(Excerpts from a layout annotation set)
* Begin *

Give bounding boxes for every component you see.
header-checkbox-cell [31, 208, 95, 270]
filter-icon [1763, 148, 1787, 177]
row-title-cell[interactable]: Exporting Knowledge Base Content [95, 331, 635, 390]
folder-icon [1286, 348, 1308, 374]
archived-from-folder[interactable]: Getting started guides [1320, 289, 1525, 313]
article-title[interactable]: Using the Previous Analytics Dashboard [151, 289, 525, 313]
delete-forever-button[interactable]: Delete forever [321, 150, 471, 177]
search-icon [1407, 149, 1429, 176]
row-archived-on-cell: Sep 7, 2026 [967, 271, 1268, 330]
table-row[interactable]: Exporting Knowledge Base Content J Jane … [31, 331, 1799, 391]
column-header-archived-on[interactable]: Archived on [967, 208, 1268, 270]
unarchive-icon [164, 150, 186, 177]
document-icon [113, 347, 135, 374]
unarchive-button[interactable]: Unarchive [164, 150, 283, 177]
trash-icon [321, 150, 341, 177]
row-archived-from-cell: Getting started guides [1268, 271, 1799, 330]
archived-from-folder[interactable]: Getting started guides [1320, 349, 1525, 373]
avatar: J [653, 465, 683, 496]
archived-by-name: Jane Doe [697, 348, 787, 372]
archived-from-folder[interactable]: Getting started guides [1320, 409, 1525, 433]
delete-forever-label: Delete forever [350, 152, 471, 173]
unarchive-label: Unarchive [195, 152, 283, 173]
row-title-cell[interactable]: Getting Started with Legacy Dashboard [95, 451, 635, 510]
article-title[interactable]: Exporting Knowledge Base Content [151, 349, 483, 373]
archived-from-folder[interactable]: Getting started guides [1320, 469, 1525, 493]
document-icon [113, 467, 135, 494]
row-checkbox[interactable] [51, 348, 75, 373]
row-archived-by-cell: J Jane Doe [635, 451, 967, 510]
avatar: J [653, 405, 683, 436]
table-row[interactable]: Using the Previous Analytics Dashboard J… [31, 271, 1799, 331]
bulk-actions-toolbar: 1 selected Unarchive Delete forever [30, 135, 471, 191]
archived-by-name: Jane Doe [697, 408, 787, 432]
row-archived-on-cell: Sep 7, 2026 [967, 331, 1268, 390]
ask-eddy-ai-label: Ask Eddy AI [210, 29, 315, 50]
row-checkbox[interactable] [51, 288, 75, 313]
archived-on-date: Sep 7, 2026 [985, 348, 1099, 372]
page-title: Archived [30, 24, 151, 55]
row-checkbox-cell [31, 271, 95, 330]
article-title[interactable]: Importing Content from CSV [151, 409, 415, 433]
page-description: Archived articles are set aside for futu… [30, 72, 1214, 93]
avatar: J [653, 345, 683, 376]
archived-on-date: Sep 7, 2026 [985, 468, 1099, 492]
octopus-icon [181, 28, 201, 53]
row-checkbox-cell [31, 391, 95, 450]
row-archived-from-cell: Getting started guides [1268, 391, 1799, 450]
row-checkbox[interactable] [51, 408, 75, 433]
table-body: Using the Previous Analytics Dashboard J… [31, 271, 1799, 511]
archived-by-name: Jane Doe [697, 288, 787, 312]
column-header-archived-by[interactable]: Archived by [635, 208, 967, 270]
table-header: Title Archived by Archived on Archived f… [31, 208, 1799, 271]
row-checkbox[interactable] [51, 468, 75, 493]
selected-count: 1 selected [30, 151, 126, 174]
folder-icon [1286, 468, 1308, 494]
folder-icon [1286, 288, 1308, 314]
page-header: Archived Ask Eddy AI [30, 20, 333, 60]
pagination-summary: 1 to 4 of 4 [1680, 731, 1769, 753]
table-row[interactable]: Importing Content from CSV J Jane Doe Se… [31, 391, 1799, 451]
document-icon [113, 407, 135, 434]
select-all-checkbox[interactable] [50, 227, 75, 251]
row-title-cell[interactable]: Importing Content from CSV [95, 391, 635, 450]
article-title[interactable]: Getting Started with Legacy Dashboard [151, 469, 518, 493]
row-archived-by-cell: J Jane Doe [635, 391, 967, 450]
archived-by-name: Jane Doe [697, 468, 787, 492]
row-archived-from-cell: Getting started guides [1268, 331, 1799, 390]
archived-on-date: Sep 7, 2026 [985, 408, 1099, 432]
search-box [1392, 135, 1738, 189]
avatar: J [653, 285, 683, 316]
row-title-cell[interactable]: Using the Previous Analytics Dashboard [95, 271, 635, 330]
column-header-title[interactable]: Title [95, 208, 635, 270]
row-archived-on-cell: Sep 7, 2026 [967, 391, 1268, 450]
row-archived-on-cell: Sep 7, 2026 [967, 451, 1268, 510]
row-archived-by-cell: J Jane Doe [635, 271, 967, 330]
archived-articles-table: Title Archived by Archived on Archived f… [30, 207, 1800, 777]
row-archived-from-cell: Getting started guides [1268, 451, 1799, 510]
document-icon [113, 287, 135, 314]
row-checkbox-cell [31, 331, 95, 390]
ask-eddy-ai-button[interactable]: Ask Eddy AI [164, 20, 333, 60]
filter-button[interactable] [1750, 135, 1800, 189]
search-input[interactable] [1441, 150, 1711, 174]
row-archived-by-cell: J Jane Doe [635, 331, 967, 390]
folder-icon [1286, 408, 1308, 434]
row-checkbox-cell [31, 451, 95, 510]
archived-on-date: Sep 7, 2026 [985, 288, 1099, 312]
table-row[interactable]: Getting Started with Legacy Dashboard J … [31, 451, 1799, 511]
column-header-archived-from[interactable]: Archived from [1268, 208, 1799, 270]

* End *
* Begin *

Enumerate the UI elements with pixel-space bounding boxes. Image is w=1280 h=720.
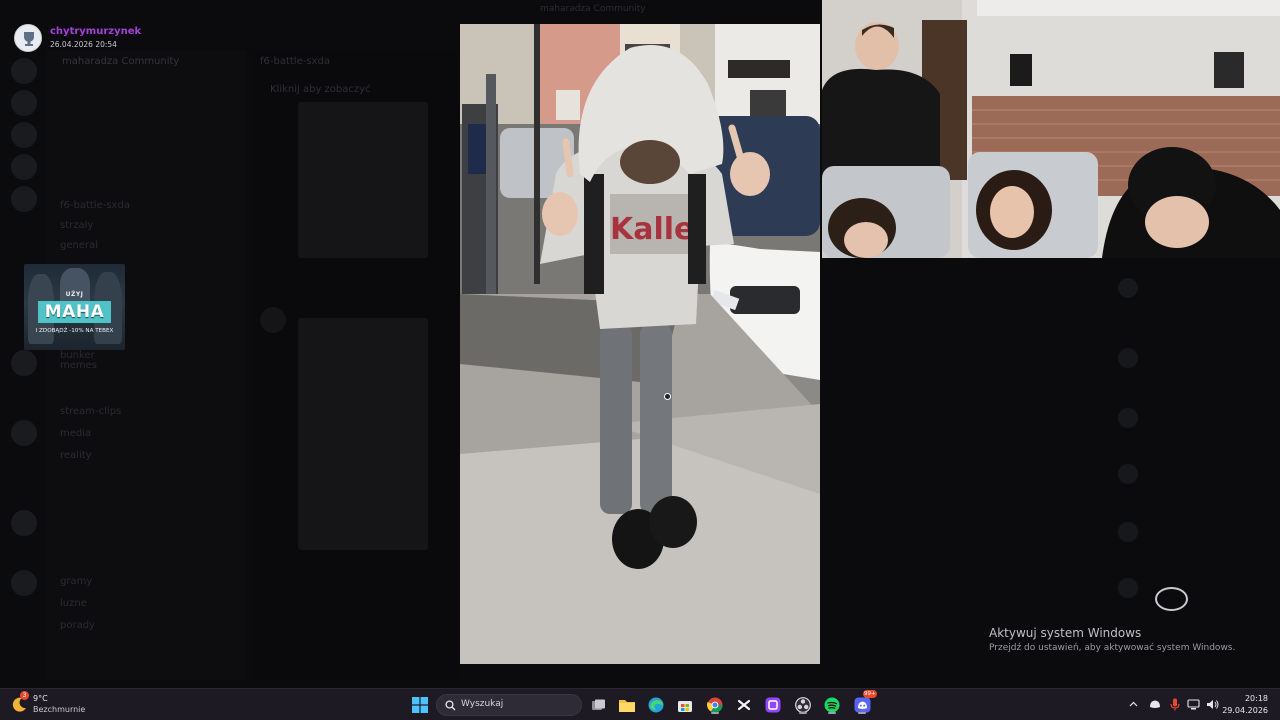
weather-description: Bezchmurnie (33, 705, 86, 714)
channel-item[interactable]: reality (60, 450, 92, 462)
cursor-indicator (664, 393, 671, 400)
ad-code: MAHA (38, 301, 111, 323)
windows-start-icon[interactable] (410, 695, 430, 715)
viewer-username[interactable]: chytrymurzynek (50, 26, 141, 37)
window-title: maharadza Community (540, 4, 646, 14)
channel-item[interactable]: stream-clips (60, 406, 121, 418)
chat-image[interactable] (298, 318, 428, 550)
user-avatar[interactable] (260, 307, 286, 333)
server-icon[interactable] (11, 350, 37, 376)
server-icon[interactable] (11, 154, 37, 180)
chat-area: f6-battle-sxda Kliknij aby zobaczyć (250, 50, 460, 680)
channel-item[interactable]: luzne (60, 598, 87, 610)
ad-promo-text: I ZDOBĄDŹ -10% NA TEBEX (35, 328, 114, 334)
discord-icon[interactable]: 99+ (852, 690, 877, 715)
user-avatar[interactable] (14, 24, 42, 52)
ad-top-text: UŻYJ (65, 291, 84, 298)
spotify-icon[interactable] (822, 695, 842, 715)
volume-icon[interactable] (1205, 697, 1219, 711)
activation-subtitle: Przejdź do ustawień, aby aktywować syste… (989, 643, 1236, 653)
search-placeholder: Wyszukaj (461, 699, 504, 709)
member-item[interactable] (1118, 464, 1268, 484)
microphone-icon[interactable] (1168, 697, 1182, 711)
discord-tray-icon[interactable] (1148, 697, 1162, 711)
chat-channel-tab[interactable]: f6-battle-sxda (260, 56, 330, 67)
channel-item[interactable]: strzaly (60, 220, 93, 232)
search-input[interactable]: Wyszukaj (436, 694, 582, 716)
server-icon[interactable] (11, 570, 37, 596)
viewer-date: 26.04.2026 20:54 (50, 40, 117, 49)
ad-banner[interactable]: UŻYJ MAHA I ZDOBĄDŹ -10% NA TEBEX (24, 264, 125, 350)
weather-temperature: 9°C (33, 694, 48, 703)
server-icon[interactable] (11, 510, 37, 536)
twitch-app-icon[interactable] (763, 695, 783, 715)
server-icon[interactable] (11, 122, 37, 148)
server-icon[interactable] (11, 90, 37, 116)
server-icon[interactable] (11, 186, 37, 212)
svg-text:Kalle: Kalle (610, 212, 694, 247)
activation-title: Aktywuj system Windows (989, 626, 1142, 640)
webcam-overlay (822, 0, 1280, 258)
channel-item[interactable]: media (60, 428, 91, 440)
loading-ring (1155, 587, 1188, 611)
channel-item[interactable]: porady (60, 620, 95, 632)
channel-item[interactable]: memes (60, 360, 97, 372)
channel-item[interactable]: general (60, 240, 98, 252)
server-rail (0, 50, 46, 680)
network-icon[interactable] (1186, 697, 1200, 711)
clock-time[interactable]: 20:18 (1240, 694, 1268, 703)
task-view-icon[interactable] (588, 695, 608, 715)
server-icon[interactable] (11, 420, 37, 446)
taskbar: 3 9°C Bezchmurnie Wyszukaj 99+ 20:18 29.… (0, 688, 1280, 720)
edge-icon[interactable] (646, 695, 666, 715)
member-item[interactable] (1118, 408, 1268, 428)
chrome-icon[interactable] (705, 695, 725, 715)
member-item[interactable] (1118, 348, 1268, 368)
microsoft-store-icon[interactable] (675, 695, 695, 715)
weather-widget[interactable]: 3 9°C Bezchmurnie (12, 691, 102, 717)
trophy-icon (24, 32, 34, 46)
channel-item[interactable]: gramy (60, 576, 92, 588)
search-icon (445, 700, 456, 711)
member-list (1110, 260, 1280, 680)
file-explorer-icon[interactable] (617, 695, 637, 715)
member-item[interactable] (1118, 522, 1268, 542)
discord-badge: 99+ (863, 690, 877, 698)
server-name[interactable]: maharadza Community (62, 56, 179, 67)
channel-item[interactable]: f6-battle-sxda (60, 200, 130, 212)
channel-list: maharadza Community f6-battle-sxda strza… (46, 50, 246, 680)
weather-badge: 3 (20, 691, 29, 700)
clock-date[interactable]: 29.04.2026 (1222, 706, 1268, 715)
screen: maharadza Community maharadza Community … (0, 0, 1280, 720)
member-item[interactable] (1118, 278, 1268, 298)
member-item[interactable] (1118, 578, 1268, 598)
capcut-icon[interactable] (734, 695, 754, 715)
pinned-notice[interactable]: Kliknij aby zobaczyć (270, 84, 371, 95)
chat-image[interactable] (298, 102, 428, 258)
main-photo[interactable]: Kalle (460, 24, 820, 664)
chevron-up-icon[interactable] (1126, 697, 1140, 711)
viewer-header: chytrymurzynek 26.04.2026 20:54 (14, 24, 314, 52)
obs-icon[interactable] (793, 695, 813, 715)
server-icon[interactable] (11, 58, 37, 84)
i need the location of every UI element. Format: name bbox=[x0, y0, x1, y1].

* End *

Your task: Rewrite the data beginning at the line that has "Give bounding boxes" and stopping after the line that has "document-icon [113, 347, 135, 374]". Change "Knowledge Base" to "Help Center" and leave everything else as it is.

Result:
Give bounding boxes for every component you see.
header-checkbox-cell [31, 208, 95, 270]
filter-icon [1763, 148, 1787, 177]
row-title-cell[interactable]: Exporting Help Center Content [95, 331, 635, 390]
folder-icon [1286, 348, 1308, 374]
archived-from-folder[interactable]: Getting started guides [1320, 289, 1525, 313]
article-title[interactable]: Using the Previous Analytics Dashboard [151, 289, 525, 313]
delete-forever-button[interactable]: Delete forever [321, 150, 471, 177]
search-icon [1407, 149, 1429, 176]
row-archived-on-cell: Sep 7, 2026 [967, 271, 1268, 330]
table-row[interactable]: Exporting Help Center Content J Jane … [31, 331, 1799, 391]
column-header-archived-on[interactable]: Archived on [967, 208, 1268, 270]
unarchive-icon [164, 150, 186, 177]
document-icon [113, 347, 135, 374]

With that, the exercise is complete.